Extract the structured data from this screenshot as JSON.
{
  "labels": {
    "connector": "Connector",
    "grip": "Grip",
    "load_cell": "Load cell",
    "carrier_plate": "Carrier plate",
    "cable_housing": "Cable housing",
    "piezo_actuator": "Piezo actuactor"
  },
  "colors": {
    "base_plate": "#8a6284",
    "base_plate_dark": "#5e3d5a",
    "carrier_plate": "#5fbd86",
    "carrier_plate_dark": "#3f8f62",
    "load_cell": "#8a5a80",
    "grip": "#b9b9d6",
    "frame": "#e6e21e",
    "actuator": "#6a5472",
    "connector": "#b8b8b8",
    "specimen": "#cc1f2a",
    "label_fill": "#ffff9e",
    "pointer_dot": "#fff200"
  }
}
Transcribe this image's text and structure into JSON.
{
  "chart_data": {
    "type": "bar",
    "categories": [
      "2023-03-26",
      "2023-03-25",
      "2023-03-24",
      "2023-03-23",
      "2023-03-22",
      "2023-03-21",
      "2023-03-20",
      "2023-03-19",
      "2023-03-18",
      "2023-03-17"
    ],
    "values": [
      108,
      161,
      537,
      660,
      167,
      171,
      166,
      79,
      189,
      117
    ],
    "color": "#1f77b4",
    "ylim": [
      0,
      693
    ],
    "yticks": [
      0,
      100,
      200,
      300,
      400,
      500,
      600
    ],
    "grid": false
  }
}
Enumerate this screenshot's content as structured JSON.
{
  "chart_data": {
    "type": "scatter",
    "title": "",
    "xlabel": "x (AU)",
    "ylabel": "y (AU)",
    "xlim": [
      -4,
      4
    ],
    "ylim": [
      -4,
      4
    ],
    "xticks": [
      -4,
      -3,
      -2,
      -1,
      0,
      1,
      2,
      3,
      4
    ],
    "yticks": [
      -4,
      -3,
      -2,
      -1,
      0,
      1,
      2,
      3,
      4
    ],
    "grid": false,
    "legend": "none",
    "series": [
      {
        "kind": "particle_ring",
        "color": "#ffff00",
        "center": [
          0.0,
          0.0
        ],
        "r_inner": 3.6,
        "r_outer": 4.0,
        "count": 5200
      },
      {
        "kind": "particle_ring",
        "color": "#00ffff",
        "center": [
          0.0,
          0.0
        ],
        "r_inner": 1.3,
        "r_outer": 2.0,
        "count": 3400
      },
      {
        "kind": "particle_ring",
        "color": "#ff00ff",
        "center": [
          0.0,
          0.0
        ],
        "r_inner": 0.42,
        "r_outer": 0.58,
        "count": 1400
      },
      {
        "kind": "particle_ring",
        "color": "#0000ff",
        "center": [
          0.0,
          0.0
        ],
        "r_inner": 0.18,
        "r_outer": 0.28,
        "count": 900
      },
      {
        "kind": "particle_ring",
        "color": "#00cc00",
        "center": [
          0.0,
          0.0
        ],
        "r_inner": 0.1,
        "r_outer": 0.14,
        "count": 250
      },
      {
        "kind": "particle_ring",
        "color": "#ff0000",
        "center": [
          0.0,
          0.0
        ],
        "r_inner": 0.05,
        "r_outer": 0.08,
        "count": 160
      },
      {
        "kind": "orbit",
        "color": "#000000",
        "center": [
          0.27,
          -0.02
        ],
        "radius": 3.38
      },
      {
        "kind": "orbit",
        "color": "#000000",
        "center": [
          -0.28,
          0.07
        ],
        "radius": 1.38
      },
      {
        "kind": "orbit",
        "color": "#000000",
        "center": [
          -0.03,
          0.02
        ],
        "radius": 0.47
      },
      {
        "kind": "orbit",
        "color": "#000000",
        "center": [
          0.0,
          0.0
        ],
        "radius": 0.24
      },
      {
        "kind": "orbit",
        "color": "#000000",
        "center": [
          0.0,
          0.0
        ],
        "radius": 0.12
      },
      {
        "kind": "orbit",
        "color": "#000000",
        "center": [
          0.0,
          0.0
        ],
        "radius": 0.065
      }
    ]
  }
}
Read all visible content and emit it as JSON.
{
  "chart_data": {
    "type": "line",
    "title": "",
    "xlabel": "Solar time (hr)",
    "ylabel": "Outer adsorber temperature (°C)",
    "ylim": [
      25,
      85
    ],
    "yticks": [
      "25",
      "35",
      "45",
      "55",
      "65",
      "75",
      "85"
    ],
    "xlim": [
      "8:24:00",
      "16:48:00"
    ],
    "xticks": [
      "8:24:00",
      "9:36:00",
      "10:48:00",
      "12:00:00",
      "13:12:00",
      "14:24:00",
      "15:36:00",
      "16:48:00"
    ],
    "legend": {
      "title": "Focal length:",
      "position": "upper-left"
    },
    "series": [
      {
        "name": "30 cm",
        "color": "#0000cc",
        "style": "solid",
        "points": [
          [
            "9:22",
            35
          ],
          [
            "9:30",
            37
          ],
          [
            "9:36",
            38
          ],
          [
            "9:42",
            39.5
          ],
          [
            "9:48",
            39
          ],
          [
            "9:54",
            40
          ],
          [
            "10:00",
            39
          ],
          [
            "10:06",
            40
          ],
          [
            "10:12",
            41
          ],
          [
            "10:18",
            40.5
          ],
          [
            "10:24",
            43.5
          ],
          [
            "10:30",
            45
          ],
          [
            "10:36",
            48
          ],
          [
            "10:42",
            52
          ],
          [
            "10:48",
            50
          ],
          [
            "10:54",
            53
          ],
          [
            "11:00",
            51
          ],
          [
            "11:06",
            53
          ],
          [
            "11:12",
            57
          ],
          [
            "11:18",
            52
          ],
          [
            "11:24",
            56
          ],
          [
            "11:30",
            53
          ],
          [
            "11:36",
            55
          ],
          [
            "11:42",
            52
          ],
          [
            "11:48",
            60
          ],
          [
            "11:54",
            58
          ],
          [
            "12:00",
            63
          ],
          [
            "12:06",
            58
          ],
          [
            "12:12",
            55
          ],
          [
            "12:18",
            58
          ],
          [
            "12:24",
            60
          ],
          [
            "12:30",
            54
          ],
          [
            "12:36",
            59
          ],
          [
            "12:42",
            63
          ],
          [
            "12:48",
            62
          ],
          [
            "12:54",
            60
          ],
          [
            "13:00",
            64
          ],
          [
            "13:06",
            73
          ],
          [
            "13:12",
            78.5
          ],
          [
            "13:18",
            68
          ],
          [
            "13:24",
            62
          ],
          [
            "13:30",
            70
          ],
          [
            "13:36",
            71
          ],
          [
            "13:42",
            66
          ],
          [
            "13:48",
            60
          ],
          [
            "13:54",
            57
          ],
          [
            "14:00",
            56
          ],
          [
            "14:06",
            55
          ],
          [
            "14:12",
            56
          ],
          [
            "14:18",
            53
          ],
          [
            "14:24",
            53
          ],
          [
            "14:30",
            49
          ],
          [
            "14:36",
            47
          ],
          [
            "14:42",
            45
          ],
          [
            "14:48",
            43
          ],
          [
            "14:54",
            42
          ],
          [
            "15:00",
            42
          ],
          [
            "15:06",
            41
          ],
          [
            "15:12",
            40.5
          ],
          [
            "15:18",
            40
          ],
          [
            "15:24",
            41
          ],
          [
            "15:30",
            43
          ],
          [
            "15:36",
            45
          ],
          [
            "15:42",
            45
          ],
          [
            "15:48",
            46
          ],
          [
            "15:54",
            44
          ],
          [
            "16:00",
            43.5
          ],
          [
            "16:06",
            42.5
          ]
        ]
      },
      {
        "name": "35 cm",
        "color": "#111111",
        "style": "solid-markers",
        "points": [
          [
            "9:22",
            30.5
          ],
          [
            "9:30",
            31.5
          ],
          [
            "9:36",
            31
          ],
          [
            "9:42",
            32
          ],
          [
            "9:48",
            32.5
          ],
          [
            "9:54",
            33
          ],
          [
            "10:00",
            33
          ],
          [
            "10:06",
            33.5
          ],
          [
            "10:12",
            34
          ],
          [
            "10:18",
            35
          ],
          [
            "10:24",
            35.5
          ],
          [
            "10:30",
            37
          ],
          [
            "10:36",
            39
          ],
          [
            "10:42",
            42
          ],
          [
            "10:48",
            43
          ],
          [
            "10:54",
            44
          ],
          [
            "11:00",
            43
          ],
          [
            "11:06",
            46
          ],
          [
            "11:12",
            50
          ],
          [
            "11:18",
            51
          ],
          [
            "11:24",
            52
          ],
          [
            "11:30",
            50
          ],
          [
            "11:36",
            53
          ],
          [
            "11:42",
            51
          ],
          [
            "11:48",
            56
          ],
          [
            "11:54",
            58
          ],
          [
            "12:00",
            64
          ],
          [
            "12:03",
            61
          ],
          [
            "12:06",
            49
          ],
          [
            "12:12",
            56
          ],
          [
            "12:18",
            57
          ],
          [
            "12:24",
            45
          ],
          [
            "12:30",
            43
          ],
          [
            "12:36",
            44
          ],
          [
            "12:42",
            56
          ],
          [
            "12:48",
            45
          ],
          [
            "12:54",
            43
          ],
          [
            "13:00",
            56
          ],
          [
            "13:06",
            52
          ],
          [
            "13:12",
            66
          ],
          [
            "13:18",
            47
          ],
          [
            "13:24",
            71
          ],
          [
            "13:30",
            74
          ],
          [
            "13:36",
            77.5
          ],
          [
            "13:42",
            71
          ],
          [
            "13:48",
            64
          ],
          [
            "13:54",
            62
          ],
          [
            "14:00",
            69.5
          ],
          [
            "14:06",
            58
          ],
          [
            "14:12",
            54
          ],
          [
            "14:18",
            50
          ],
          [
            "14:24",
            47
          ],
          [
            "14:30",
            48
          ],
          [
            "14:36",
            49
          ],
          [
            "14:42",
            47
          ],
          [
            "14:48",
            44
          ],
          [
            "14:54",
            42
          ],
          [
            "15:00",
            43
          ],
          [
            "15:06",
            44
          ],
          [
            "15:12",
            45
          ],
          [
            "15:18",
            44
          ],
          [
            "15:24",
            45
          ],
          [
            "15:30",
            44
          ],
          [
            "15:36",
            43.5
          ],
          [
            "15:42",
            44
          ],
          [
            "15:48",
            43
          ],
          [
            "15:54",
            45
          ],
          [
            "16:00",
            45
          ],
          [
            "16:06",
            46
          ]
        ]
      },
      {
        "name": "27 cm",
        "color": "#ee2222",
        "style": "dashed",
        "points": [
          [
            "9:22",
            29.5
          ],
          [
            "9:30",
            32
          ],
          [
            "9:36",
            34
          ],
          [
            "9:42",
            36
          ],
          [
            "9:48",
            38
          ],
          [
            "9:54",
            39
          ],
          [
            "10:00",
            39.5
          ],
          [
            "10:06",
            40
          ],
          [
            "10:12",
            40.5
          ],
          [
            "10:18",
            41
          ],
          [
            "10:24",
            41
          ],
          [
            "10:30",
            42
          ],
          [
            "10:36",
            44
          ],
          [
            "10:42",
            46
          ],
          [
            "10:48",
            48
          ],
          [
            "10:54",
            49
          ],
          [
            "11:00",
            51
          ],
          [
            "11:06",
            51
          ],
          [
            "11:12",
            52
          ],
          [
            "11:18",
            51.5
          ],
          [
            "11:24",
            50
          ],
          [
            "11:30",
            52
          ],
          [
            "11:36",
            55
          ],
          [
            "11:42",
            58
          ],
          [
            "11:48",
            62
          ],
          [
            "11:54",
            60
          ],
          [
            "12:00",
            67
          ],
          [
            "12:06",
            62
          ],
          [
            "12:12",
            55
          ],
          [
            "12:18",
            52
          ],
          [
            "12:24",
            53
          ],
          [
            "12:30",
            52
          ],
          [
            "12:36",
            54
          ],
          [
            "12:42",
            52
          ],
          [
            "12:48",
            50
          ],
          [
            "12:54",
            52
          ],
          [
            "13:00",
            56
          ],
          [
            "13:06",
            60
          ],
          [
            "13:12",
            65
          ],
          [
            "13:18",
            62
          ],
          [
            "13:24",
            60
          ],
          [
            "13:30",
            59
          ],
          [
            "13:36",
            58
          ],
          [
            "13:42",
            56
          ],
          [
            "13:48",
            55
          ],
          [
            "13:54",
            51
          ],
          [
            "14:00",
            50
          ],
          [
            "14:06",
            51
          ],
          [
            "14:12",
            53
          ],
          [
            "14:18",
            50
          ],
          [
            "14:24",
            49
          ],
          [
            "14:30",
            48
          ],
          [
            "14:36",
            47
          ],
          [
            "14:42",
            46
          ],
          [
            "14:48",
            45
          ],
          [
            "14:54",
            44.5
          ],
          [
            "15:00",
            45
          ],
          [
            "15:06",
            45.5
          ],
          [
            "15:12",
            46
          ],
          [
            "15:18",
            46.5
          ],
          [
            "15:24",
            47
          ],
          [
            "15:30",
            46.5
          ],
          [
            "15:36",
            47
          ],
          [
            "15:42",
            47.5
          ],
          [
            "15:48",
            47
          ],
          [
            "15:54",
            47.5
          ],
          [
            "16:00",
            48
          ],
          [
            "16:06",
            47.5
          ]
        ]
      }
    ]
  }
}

_TO DO_. Identify the lines in the entries above that contain "ylabel", then copy them out.

_RESULT OF THIS TASK_.
    "ylabel": "y (AU)",
    "ylabel": "Outer adsorber temperature (°C)",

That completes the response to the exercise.